- Dataset items
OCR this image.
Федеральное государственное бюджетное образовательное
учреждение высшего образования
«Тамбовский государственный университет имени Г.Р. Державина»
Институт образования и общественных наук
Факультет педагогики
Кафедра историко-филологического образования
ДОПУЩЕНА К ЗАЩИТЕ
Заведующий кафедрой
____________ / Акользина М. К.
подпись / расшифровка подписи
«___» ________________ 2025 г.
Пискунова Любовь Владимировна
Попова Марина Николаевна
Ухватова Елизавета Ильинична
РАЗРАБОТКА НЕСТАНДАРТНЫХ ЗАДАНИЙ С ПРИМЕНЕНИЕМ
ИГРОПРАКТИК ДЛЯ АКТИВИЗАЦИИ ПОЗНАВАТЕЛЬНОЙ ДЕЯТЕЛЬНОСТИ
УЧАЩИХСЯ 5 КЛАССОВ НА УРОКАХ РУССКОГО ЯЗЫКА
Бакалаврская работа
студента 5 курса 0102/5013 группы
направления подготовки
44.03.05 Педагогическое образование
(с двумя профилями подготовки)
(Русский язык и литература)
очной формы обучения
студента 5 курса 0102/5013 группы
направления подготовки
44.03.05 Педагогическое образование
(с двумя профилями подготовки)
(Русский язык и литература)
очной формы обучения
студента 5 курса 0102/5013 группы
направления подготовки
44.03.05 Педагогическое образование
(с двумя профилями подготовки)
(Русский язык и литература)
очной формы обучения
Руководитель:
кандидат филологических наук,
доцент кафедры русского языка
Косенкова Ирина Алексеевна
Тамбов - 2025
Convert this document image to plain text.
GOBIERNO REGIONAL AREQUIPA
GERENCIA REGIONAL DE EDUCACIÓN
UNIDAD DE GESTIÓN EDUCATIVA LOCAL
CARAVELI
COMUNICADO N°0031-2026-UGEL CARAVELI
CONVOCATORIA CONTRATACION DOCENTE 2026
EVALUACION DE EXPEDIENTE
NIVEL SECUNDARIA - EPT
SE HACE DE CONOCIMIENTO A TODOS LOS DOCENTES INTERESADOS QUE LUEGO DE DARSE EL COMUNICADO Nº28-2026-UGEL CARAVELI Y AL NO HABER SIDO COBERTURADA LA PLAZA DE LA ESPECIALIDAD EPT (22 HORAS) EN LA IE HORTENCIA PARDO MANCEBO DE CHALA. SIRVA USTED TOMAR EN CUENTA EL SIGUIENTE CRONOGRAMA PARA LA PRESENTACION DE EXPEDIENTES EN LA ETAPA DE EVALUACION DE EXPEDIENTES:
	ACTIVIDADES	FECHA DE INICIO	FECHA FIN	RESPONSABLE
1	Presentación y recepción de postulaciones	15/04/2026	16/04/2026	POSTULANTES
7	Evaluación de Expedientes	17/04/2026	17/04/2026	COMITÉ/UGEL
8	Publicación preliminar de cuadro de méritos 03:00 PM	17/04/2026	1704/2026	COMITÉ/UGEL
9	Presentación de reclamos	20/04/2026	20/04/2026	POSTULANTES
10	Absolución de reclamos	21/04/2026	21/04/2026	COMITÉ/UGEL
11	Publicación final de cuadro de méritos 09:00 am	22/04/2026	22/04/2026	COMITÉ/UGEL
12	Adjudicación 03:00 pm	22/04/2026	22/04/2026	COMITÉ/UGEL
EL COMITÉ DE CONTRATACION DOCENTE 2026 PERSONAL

- WHAT TO WORK ON
Give the records above again, word for word.

- REPLY TO THE EXERCISE
OCR this image.
Федеральное государственное бюджетное образовательное
учреждение высшего образования
«Тамбовский государственный университет имени Г.Р. Державина»
Институт образования и общественных наук
Факультет педагогики
Кафедра историко-филологического образования
ДОПУЩЕНА К ЗАЩИТЕ
Заведующий кафедрой
____________ / Акользина М. К.
подпись / расшифровка подписи
«___» ________________ 2025 г.
Пискунова Любовь Владимировна
Попова Марина Николаевна
Ухватова Елизавета Ильинична
РАЗРАБОТКА НЕСТАНДАРТНЫХ ЗАДАНИЙ С ПРИМЕНЕНИЕМ
ИГРОПРАКТИК ДЛЯ АКТИВИЗАЦИИ ПОЗНАВАТЕЛЬНОЙ ДЕЯТЕЛЬНОСТИ
УЧАЩИХСЯ 5 КЛАССОВ НА УРОКАХ РУССКОГО ЯЗЫКА
Бакалаврская работа
студента 5 курса 0102/5013 группы
направления подготовки
44.03.05 Педагогическое образование
(с двумя профилями подготовки)
(Русский язык и литература)
очной формы обучения
студента 5 курса 0102/5013 группы
направления подготовки
44.03.05 Педагогическое образование
(с двумя профилями подготовки)
(Русский язык и литература)
очной формы обучения
студента 5 курса 0102/5013 группы
направления подготовки
44.03.05 Педагогическое образование
(с двумя профилями подготовки)
(Русский язык и литература)
очной формы обучения
Руководитель:
кандидат филологических наук,
доцент кафедры русского языка
Косенкова Ирина Алексеевна
Тамбов - 2025
Convert this document image to plain text.
GOBIERNO REGIONAL AREQUIPA
GERENCIA REGIONAL DE EDUCACIÓN
UNIDAD DE GESTIÓN EDUCATIVA LOCAL
CARAVELI
COMUNICADO N°0031-2026-UGEL CARAVELI
CONVOCATORIA CONTRATACION DOCENTE 2026
EVALUACION DE EXPEDIENTE
NIVEL SECUNDARIA - EPT
SE HACE DE CONOCIMIENTO A TODOS LOS DOCENTES INTERESADOS QUE LUEGO DE DARSE EL COMUNICADO Nº28-2026-UGEL CARAVELI Y AL NO HABER SIDO COBERTURADA LA PLAZA DE LA ESPECIALIDAD EPT (22 HORAS) EN LA IE HORTENCIA PARDO MANCEBO DE CHALA. SIRVA USTED TOMAR EN CUENTA EL SIGUIENTE CRONOGRAMA PARA LA PRESENTACION DE EXPEDIENTES EN LA ETAPA DE EVALUACION DE EXPEDIENTES:
	ACTIVIDADES	FECHA DE INICIO	FECHA FIN	RESPONSABLE
1	Presentación y recepción de postulaciones	15/04/2026	16/04/2026	POSTULANTES
7	Evaluación de Expedientes	17/04/2026	17/04/2026	COMITÉ/UGEL
8	Publicación preliminar de cuadro de méritos 03:00 PM	17/04/2026	1704/2026	COMITÉ/UGEL
9	Presentación de reclamos	20/04/2026	20/04/2026	POSTULANTES
10	Absolución de reclamos	21/04/2026	21/04/2026	COMITÉ/UGEL
11	Publicación final de cuadro de méritos 09:00 am	22/04/2026	22/04/2026	COMITÉ/UGEL
12	Adjudicación 03:00 pm	22/04/2026	22/04/2026	COMITÉ/UGEL
EL COMITÉ DE CONTRATACION DOCENTE 2026 PERSONAL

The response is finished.